(begin)

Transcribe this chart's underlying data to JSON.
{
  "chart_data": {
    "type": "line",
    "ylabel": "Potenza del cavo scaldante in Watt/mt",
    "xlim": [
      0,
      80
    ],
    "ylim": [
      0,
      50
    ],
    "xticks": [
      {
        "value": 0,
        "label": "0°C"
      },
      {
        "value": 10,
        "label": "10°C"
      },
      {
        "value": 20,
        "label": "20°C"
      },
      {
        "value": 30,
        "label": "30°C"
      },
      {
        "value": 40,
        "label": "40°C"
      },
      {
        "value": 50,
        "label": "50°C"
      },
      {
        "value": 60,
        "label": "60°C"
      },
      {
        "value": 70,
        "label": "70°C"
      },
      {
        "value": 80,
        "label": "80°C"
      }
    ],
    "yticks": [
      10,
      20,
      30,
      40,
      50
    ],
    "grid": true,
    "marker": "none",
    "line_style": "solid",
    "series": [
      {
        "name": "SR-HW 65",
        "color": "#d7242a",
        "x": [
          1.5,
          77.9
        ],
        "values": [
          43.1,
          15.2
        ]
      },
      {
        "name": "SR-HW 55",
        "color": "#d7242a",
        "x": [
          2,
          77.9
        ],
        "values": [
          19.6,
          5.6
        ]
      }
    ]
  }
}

(end)

§ The request
Return all of the data word for word.

§ Exercise response
Transcribe this chart's underlying data to JSON.
{
  "chart_data": {
    "type": "line",
    "ylabel": "Potenza del cavo scaldante in Watt/mt",
    "xlim": [
      0,
      80
    ],
    "ylim": [
      0,
      50
    ],
    "xticks": [
      {
        "value": 0,
        "label": "0°C"
      },
      {
        "value": 10,
        "label": "10°C"
      },
      {
        "value": 20,
        "label": "20°C"
      },
      {
        "value": 30,
        "label": "30°C"
      },
      {
        "value": 40,
        "label": "40°C"
      },
      {
        "value": 50,
        "label": "50°C"
      },
      {
        "value": 60,
        "label": "60°C"
      },
      {
        "value": 70,
        "label": "70°C"
      },
      {
        "value": 80,
        "label": "80°C"
      }
    ],
    "yticks": [
      10,
      20,
      30,
      40,
      50
    ],
    "grid": true,
    "marker": "none",
    "line_style": "solid",
    "series": [
      {
        "name": "SR-HW 65",
        "color": "#d7242a",
        "x": [
          1.5,
          77.9
        ],
        "values": [
          43.1,
          15.2
        ]
      },
      {
        "name": "SR-HW 55",
        "color": "#d7242a",
        "x": [
          2,
          77.9
        ],
        "values": [
          19.6,
          5.6
        ]
      }
    ]
  }
}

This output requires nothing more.